» **EXERCISE BRIEF**: Locate the word "Hematopoietic" in the entries below, then gather every line that holds it.

[Records excerpted from a collection]
=======

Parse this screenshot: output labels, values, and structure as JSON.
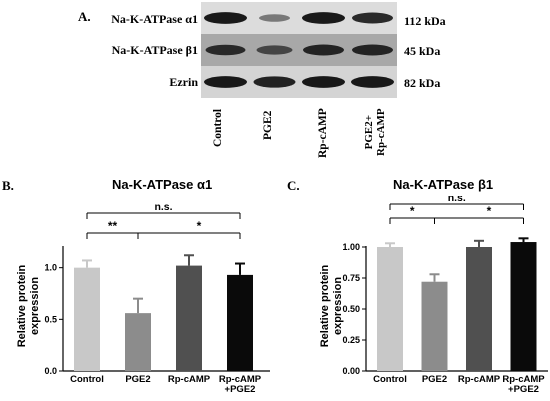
{
  "panelA": {
    "letter": "A.",
    "rows": [
      {
        "label": "Na-K-ATPase α1",
        "kda": "112 kDa",
        "intensities": [
          0.95,
          0.35,
          0.95,
          0.85
        ],
        "bg": "#dcdcdc"
      },
      {
        "label": "Na-K-ATPase β1",
        "kda": "45 kDa",
        "intensities": [
          0.8,
          0.6,
          0.85,
          0.85
        ],
        "bg": "#a8a8a8"
      },
      {
        "label": "Ezrin",
        "kda": "82 kDa",
        "intensities": [
          0.95,
          0.9,
          0.95,
          0.95
        ],
        "bg": "#d4d4d4"
      }
    ],
    "lanes": [
      "Control",
      "PGE2",
      "Rp-cAMP"
    ],
    "lane4_line1": "PGE2+",
    "lane4_line2": "Rp-cAMP"
  },
  "chart_data": [
    {
      "type": "bar",
      "panel": "B.",
      "title": "Na-K-ATPase α1",
      "ylabel": "Relative protein expression",
      "ylim": [
        0,
        1.5
      ],
      "yticks": [
        "0.0",
        "0.5",
        "1.0"
      ],
      "categories": [
        "Control",
        "PGE2",
        "Rp-cAMP",
        "Rp-cAMP +PGE2"
      ],
      "values": [
        1.0,
        0.56,
        1.02,
        0.93
      ],
      "errors": [
        0.07,
        0.14,
        0.1,
        0.11
      ],
      "colors": [
        "#c8c8c8",
        "#8c8c8c",
        "#505050",
        "#0a0a0a"
      ],
      "sig_brackets": [
        {
          "from": 0,
          "to": 1,
          "label": "**"
        },
        {
          "from": 1,
          "to": 3,
          "label": "*"
        },
        {
          "from": 0,
          "to": 3,
          "label": "n.s."
        }
      ]
    },
    {
      "type": "bar",
      "panel": "C.",
      "title": "Na-K-ATPase β1",
      "ylabel": "Relative protein expression",
      "ylim": [
        0,
        1.25
      ],
      "yticks": [
        "0.00",
        "0.25",
        "0.50",
        "0.75",
        "1.00"
      ],
      "categories": [
        "Control",
        "PGE2",
        "Rp-cAMP",
        "Rp-cAMP +PGE2"
      ],
      "values": [
        1.0,
        0.72,
        1.0,
        1.04
      ],
      "errors": [
        0.03,
        0.06,
        0.05,
        0.03
      ],
      "colors": [
        "#c8c8c8",
        "#8c8c8c",
        "#505050",
        "#0a0a0a"
      ],
      "sig_brackets": [
        {
          "from": 0,
          "to": 1,
          "label": "*"
        },
        {
          "from": 1,
          "to": 3,
          "label": "*"
        },
        {
          "from": 0,
          "to": 3,
          "label": "n.s."
        }
      ]
    }
  ]
}
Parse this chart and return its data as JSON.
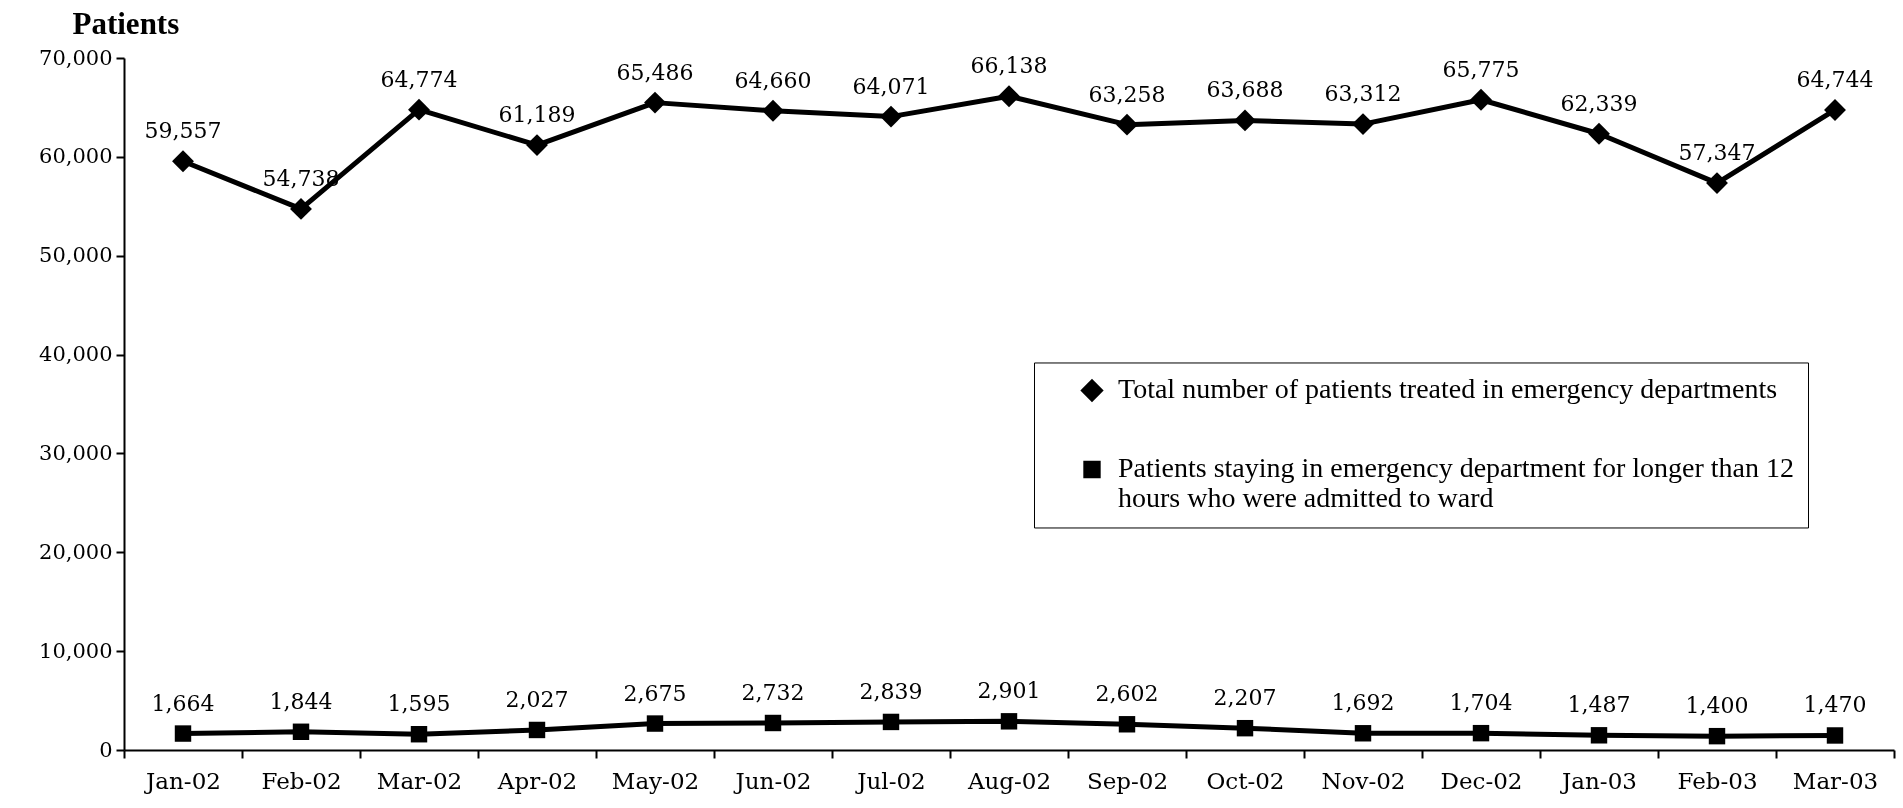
{
  "chart_data": {
    "type": "line",
    "ylabel": "Patients",
    "categories": [
      "Jan-02",
      "Feb-02",
      "Mar-02",
      "Apr-02",
      "May-02",
      "Jun-02",
      "Jul-02",
      "Aug-02",
      "Sep-02",
      "Oct-02",
      "Nov-02",
      "Dec-02",
      "Jan-03",
      "Feb-03",
      "Mar-03"
    ],
    "series": [
      {
        "name": "Total number of patients treated in emergency departments",
        "color": "#000000",
        "marker": "diamond",
        "values": [
          59557,
          54738,
          64774,
          61189,
          65486,
          64660,
          64071,
          66138,
          63258,
          63688,
          63312,
          65775,
          62339,
          57347,
          64744
        ],
        "value_labels": [
          "59,557",
          "54,738",
          "64,774",
          "61,189",
          "65,486",
          "64,660",
          "64,071",
          "66,138",
          "63,258",
          "63,688",
          "63,312",
          "65,775",
          "62,339",
          "57,347",
          "64,744"
        ]
      },
      {
        "name": "Patients staying in emergency department for longer than 12 hours who were admitted to ward",
        "color": "#000000",
        "marker": "square",
        "values": [
          1664,
          1844,
          1595,
          2027,
          2675,
          2732,
          2839,
          2901,
          2602,
          2207,
          1692,
          1704,
          1487,
          1400,
          1470
        ],
        "value_labels": [
          "1,664",
          "1,844",
          "1,595",
          "2,027",
          "2,675",
          "2,732",
          "2,839",
          "2,901",
          "2,602",
          "2,207",
          "1,692",
          "1,704",
          "1,487",
          "1,400",
          "1,470"
        ]
      }
    ],
    "ylim": [
      0,
      70000
    ],
    "yticks": [
      {
        "value": 0,
        "label": "0"
      },
      {
        "value": 10000,
        "label": "10,000"
      },
      {
        "value": 20000,
        "label": "20,000"
      },
      {
        "value": 30000,
        "label": "30,000"
      },
      {
        "value": 40000,
        "label": "40,000"
      },
      {
        "value": 50000,
        "label": "50,000"
      },
      {
        "value": 60000,
        "label": "60,000"
      },
      {
        "value": 70000,
        "label": "70,000"
      }
    ],
    "grid": false,
    "legend": "right"
  }
}
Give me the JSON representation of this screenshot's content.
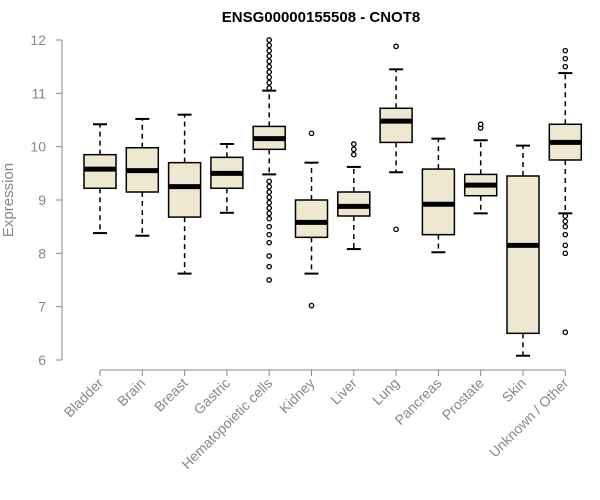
{
  "chart_data": {
    "type": "boxplot",
    "title": "ENSG00000155508 - CNOT8",
    "xlabel": "",
    "ylabel": "Expression",
    "ylim": [
      6,
      12
    ],
    "yticks": [
      "6",
      "7",
      "8",
      "9",
      "10",
      "11",
      "12"
    ],
    "box_fill": "#efe8d0",
    "box_stroke": "#000000",
    "axis_color": "#888888",
    "categories": [
      "Bladder",
      "Brain",
      "Breast",
      "Gastric",
      "Hematopoietic cells",
      "Kidney",
      "Liver",
      "Lung",
      "Pancreas",
      "Prostate",
      "Skin",
      "Unknown / Other"
    ],
    "boxes": [
      {
        "name": "Bladder",
        "whisker_low": 8.38,
        "q1": 9.22,
        "median": 9.58,
        "q3": 9.85,
        "whisker_high": 10.42,
        "outliers": []
      },
      {
        "name": "Brain",
        "whisker_low": 8.33,
        "q1": 9.15,
        "median": 9.55,
        "q3": 9.98,
        "whisker_high": 10.52,
        "outliers": []
      },
      {
        "name": "Breast",
        "whisker_low": 7.62,
        "q1": 8.68,
        "median": 9.25,
        "q3": 9.7,
        "whisker_high": 10.6,
        "outliers": []
      },
      {
        "name": "Gastric",
        "whisker_low": 8.76,
        "q1": 9.22,
        "median": 9.5,
        "q3": 9.8,
        "whisker_high": 10.05,
        "outliers": []
      },
      {
        "name": "Hematopoietic cells",
        "whisker_low": 9.48,
        "q1": 9.95,
        "median": 10.15,
        "q3": 10.38,
        "whisker_high": 11.05,
        "outliers": [
          11.1,
          11.2,
          11.3,
          11.4,
          11.5,
          11.6,
          11.7,
          11.8,
          11.9,
          12.0,
          9.35,
          9.25,
          9.15,
          9.05,
          8.95,
          8.85,
          8.75,
          8.65,
          8.5,
          8.35,
          8.2,
          7.95,
          7.75,
          7.5
        ]
      },
      {
        "name": "Kidney",
        "whisker_low": 7.62,
        "q1": 8.3,
        "median": 8.58,
        "q3": 9.0,
        "whisker_high": 9.7,
        "outliers": [
          10.25,
          7.02
        ]
      },
      {
        "name": "Liver",
        "whisker_low": 8.08,
        "q1": 8.7,
        "median": 8.88,
        "q3": 9.15,
        "whisker_high": 9.62,
        "outliers": [
          9.85,
          9.95,
          10.05
        ]
      },
      {
        "name": "Lung",
        "whisker_low": 9.52,
        "q1": 10.08,
        "median": 10.48,
        "q3": 10.72,
        "whisker_high": 11.45,
        "outliers": [
          11.88,
          8.45
        ]
      },
      {
        "name": "Pancreas",
        "whisker_low": 8.02,
        "q1": 8.35,
        "median": 8.92,
        "q3": 9.58,
        "whisker_high": 10.15,
        "outliers": []
      },
      {
        "name": "Prostate",
        "whisker_low": 8.75,
        "q1": 9.08,
        "median": 9.28,
        "q3": 9.48,
        "whisker_high": 10.12,
        "outliers": [
          10.35,
          10.42
        ]
      },
      {
        "name": "Skin",
        "whisker_low": 6.08,
        "q1": 6.5,
        "median": 8.15,
        "q3": 9.45,
        "whisker_high": 10.02,
        "outliers": []
      },
      {
        "name": "Unknown / Other",
        "whisker_low": 8.75,
        "q1": 9.75,
        "median": 10.08,
        "q3": 10.42,
        "whisker_high": 11.38,
        "outliers": [
          11.5,
          11.65,
          11.8,
          8.7,
          8.6,
          8.5,
          8.35,
          8.15,
          8.0,
          6.52
        ]
      }
    ]
  }
}
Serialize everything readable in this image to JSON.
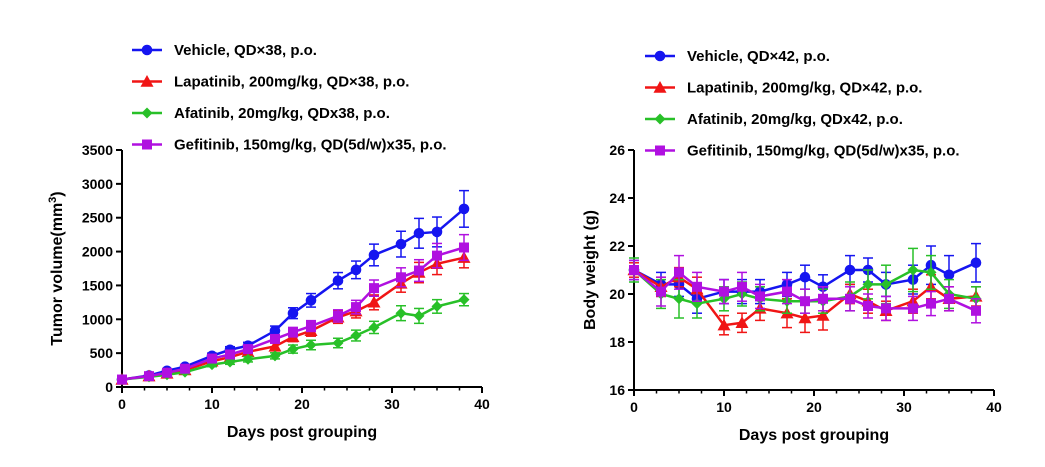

=======

» **RESULT FOR THIS TASK**:
      "Hematopoietic cells",
        "name": "Hematopoietic cells",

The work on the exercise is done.